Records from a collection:
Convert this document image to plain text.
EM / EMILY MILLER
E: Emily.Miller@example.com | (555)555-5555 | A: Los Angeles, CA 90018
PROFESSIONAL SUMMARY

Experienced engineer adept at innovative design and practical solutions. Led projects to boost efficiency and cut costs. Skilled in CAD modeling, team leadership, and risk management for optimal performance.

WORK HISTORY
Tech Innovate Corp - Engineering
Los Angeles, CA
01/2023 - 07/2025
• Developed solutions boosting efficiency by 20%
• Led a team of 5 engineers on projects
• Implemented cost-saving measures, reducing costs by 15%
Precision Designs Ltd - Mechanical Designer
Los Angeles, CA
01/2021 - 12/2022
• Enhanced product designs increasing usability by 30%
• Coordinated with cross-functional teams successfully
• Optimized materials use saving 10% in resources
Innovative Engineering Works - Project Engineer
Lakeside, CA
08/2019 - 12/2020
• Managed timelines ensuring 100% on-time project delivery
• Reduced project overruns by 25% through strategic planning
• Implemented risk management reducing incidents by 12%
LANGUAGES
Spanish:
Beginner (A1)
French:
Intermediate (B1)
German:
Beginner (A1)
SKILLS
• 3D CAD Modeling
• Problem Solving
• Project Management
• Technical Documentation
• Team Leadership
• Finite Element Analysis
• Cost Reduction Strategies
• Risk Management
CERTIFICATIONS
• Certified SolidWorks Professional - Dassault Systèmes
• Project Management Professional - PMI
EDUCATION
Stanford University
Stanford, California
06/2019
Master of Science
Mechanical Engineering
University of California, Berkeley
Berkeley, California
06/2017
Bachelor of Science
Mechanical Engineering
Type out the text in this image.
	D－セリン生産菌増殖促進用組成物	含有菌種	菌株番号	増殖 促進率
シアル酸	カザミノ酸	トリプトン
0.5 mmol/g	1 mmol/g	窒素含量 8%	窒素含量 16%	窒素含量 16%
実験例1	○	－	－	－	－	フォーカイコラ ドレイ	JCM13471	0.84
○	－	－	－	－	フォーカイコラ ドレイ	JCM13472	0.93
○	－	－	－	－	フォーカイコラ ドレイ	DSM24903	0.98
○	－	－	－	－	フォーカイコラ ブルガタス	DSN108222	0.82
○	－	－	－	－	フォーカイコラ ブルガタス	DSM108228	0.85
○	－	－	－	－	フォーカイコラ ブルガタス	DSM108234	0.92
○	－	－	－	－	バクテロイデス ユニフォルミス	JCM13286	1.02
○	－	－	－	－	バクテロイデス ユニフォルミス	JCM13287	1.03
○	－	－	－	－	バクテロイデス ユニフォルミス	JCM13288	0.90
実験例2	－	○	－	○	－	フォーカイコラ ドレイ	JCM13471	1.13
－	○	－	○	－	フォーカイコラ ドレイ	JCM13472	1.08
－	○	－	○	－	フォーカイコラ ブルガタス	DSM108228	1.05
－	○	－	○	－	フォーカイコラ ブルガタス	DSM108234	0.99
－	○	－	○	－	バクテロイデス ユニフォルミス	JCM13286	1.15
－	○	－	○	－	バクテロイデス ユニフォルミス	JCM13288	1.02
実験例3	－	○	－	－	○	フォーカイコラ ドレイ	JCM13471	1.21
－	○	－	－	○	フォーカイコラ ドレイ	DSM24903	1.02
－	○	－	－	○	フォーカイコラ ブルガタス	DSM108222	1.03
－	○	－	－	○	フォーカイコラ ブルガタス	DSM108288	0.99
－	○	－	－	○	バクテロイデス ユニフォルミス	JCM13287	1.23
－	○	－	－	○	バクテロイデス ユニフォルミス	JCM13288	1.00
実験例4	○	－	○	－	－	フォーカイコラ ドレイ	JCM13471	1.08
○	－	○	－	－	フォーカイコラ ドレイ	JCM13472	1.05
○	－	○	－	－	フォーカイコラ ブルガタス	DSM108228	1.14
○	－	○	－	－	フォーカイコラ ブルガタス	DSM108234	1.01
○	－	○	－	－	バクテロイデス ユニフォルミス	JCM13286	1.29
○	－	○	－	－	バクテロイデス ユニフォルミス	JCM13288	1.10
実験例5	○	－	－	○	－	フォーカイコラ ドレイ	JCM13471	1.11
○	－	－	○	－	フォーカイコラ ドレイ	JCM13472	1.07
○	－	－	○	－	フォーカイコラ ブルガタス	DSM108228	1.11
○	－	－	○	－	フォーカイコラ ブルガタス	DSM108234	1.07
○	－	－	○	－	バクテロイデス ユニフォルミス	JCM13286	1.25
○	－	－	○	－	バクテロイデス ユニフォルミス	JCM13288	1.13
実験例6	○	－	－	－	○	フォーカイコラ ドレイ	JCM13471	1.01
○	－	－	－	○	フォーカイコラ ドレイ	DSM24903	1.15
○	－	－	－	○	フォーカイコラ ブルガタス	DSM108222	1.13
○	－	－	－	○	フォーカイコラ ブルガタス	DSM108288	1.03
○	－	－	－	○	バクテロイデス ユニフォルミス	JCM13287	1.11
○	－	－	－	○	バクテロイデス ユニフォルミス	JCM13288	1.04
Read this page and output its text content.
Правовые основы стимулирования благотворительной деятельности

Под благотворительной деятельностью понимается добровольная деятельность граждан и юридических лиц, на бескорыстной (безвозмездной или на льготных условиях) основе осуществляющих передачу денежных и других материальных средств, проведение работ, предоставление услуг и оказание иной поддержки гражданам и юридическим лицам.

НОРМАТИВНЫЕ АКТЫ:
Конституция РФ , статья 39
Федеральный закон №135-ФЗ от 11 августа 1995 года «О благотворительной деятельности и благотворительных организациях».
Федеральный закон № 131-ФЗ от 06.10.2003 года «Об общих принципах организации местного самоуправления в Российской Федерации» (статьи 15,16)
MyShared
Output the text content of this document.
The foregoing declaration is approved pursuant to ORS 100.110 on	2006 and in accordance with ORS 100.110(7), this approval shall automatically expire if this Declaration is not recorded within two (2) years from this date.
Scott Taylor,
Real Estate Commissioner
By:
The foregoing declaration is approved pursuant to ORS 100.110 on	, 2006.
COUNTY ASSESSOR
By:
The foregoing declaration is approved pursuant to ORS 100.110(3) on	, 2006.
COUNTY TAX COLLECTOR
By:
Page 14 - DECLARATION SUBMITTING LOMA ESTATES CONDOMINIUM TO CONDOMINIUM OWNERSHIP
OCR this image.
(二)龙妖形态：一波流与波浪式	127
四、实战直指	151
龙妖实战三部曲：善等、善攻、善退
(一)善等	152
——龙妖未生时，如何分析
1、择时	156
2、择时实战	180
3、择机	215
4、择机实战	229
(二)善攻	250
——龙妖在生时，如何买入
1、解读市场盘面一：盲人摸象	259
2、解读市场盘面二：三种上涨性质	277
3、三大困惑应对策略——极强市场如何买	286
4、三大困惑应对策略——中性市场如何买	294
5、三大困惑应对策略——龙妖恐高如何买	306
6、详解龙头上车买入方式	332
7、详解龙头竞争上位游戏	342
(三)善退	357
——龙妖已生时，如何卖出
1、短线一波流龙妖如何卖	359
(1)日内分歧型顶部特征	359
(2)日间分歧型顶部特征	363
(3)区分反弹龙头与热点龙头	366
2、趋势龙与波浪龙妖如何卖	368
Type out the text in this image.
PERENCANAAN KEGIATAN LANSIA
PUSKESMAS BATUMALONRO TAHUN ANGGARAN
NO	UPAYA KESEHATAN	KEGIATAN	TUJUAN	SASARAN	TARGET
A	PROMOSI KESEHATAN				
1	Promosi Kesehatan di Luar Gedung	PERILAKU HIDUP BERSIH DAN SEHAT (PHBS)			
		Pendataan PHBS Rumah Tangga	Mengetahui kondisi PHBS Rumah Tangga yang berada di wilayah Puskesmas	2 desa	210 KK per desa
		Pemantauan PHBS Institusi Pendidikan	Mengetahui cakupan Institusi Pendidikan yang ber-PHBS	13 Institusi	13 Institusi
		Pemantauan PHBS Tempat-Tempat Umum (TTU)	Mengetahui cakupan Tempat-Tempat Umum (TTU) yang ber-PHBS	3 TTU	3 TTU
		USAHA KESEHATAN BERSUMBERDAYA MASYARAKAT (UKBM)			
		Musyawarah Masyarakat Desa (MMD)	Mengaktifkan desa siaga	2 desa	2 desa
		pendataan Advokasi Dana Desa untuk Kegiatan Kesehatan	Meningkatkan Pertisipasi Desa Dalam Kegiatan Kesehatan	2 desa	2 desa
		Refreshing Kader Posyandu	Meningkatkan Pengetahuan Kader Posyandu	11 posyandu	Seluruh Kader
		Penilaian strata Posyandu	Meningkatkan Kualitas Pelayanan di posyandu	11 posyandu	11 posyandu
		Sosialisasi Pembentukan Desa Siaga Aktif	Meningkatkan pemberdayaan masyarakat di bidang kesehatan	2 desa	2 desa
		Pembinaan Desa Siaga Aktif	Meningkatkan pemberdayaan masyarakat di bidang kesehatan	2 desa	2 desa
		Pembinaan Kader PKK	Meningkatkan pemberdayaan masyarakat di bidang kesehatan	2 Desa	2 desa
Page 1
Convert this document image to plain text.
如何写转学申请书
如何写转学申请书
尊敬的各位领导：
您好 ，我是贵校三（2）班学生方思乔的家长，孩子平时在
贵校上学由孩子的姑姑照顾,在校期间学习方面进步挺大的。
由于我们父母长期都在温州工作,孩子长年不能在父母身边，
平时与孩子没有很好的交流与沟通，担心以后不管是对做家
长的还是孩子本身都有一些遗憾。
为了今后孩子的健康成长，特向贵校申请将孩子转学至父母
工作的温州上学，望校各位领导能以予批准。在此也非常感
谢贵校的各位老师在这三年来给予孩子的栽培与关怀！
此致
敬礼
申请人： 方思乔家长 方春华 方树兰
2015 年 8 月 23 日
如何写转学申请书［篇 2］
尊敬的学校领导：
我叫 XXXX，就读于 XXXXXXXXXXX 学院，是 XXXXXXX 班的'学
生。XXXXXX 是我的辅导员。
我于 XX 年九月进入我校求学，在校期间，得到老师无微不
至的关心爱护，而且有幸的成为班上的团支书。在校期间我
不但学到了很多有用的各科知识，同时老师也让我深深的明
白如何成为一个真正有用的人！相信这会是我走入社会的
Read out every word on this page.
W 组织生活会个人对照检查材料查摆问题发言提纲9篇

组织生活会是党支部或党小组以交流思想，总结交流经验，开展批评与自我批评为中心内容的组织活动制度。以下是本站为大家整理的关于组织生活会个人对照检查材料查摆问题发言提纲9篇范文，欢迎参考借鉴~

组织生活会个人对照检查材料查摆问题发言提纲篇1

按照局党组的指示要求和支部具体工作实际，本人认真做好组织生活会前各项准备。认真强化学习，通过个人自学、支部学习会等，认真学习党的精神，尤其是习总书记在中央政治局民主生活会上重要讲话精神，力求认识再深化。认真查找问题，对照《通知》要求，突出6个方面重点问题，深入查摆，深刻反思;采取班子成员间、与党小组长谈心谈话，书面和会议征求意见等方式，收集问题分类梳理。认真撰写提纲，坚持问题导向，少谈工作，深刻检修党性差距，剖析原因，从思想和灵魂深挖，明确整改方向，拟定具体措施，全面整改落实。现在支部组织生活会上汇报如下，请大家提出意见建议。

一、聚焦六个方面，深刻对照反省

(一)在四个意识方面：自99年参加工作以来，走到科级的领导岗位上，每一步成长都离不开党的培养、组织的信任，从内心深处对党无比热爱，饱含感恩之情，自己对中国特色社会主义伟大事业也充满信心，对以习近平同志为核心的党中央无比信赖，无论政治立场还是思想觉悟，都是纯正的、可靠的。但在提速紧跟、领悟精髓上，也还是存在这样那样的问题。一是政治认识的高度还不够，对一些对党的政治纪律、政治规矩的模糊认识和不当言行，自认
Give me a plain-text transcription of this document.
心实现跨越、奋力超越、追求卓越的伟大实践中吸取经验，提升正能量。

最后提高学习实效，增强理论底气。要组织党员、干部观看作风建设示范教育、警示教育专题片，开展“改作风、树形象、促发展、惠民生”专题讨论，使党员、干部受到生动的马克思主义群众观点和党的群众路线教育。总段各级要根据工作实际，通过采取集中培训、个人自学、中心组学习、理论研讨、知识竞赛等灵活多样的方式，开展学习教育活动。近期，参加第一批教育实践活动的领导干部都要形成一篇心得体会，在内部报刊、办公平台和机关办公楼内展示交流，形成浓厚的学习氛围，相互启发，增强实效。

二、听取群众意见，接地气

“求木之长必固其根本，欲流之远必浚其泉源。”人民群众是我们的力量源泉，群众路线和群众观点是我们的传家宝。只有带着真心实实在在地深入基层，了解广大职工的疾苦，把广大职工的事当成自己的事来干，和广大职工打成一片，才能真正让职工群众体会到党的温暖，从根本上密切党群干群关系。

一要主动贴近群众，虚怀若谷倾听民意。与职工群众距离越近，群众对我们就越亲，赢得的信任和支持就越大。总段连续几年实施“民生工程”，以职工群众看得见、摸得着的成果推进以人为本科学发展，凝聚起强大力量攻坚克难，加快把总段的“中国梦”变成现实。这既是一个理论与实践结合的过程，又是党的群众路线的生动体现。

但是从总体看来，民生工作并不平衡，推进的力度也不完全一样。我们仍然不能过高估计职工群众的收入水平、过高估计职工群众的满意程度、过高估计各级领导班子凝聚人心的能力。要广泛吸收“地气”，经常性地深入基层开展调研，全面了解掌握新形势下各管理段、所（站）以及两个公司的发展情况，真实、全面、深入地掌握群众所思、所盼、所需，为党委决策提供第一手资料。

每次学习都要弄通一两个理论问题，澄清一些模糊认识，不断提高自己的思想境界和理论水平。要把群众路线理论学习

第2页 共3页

▸ Direction
Check each line of the records for the string "University" and state how many lines contain it. Give only the number.

▸ Answer below
2